* [Recorded data]
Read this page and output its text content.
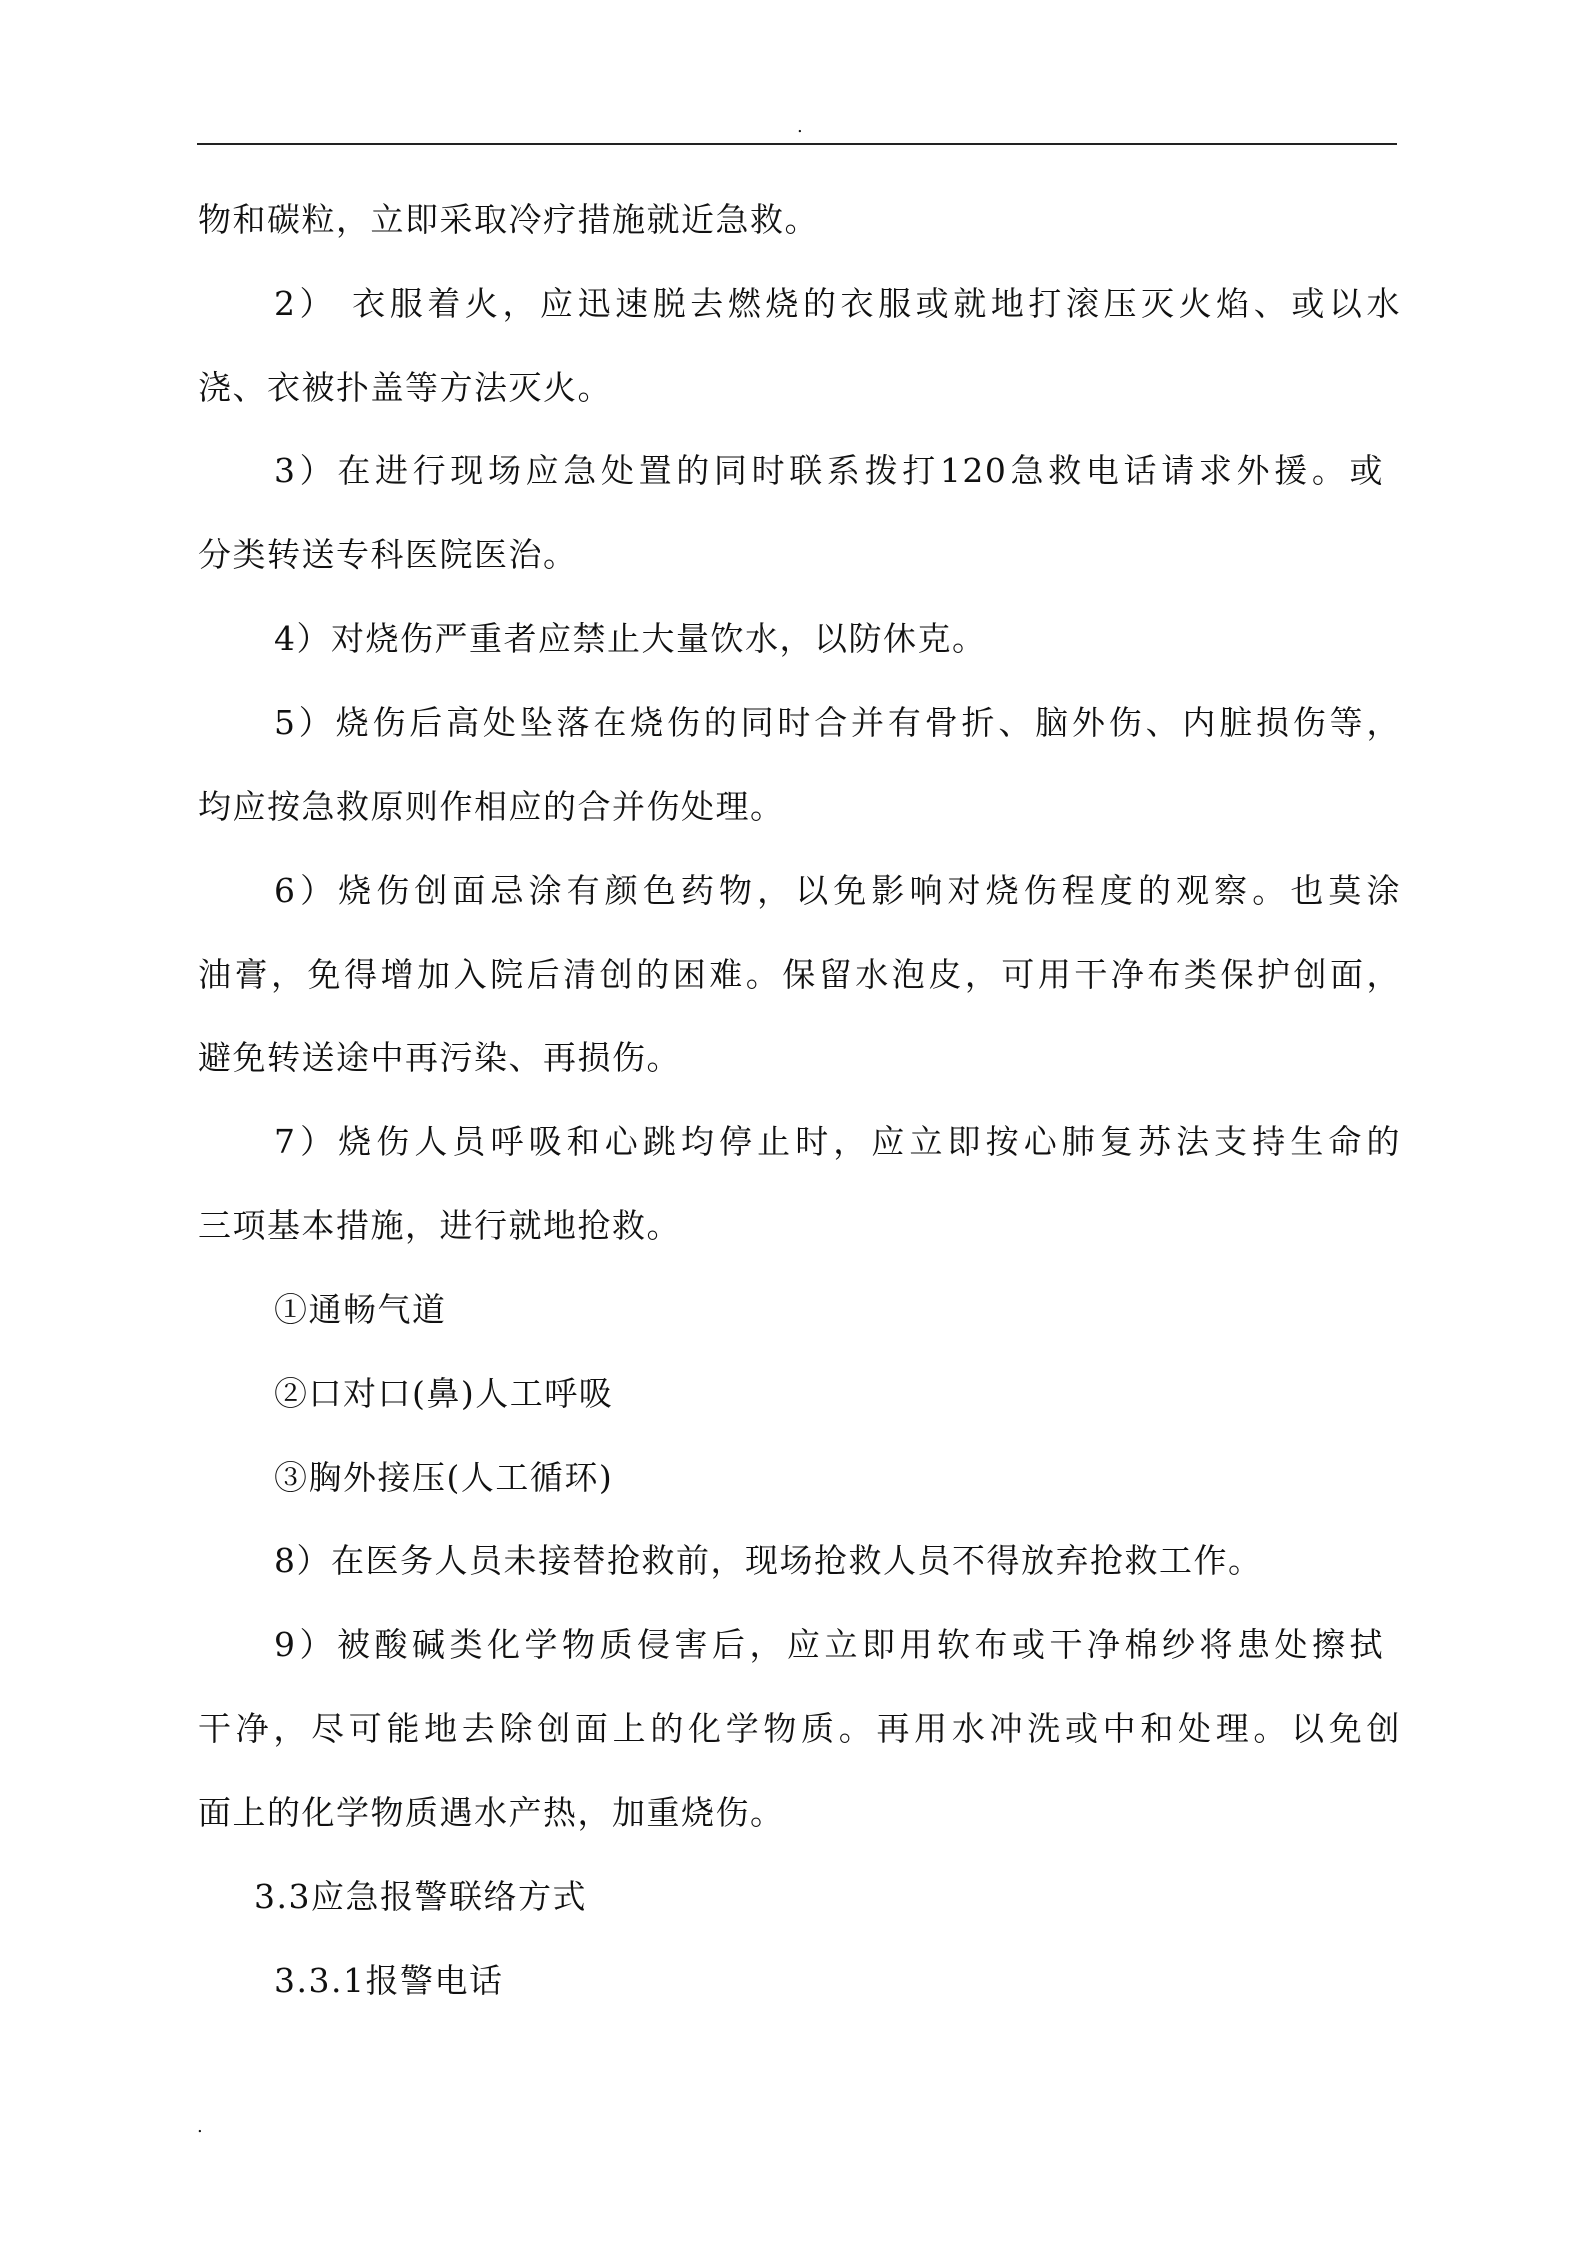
.
物和碳粒，立即采取冷疗措施就近急救。
2） 衣服着火，应迅速脱去燃烧的衣服或就地打滚压灭火焰、或以水
浇、衣被扑盖等方法灭火。
3）在进行现场应急处置的同时联系拨打120急救电话请求外援。或
分类转送专科医院医治。
4）对烧伤严重者应禁止大量饮水，以防休克。
5）烧伤后高处坠落在烧伤的同时合并有骨折、脑外伤、内脏损伤等，
均应按急救原则作相应的合并伤处理。
6）烧伤创面忌涂有颜色药物，以免影响对烧伤程度的观察。也莫涂
油膏，免得增加入院后清创的困难。保留水泡皮，可用干净布类保护创面，
避免转送途中再污染、再损伤。
7）烧伤人员呼吸和心跳均停止时，应立即按心肺复苏法支持生命的
三项基本措施，进行就地抢救。
①通畅气道
②口对口(鼻)人工呼吸
③胸外接压(人工循环)
8）在医务人员未接替抢救前，现场抢救人员不得放弃抢救工作。
9）被酸碱类化学物质侵害后，应立即用软布或干净棉纱将患处擦拭
干净，尽可能地去除创面上的化学物质。再用水冲洗或中和处理。以免创
面上的化学物质遇水产热，加重烧伤。
3.3应急报警联络方式
3.3.1报警电话
.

* [Task description] Reproduce all of the data exactly; the pictures do not belong in the copy.

* [Final result]
Read this page and output its text content.
.
物和碳粒，立即采取冷疗措施就近急救。
2） 衣服着火，应迅速脱去燃烧的衣服或就地打滚压灭火焰、或以水
浇、衣被扑盖等方法灭火。
3）在进行现场应急处置的同时联系拨打120急救电话请求外援。或
分类转送专科医院医治。
4）对烧伤严重者应禁止大量饮水，以防休克。
5）烧伤后高处坠落在烧伤的同时合并有骨折、脑外伤、内脏损伤等，
均应按急救原则作相应的合并伤处理。
6）烧伤创面忌涂有颜色药物，以免影响对烧伤程度的观察。也莫涂
油膏，免得增加入院后清创的困难。保留水泡皮，可用干净布类保护创面，
避免转送途中再污染、再损伤。
7）烧伤人员呼吸和心跳均停止时，应立即按心肺复苏法支持生命的
三项基本措施，进行就地抢救。
①通畅气道
②口对口(鼻)人工呼吸
③胸外接压(人工循环)
8）在医务人员未接替抢救前，现场抢救人员不得放弃抢救工作。
9）被酸碱类化学物质侵害后，应立即用软布或干净棉纱将患处擦拭
干净，尽可能地去除创面上的化学物质。再用水冲洗或中和处理。以免创
面上的化学物质遇水产热，加重烧伤。
3.3应急报警联络方式
3.3.1报警电话
.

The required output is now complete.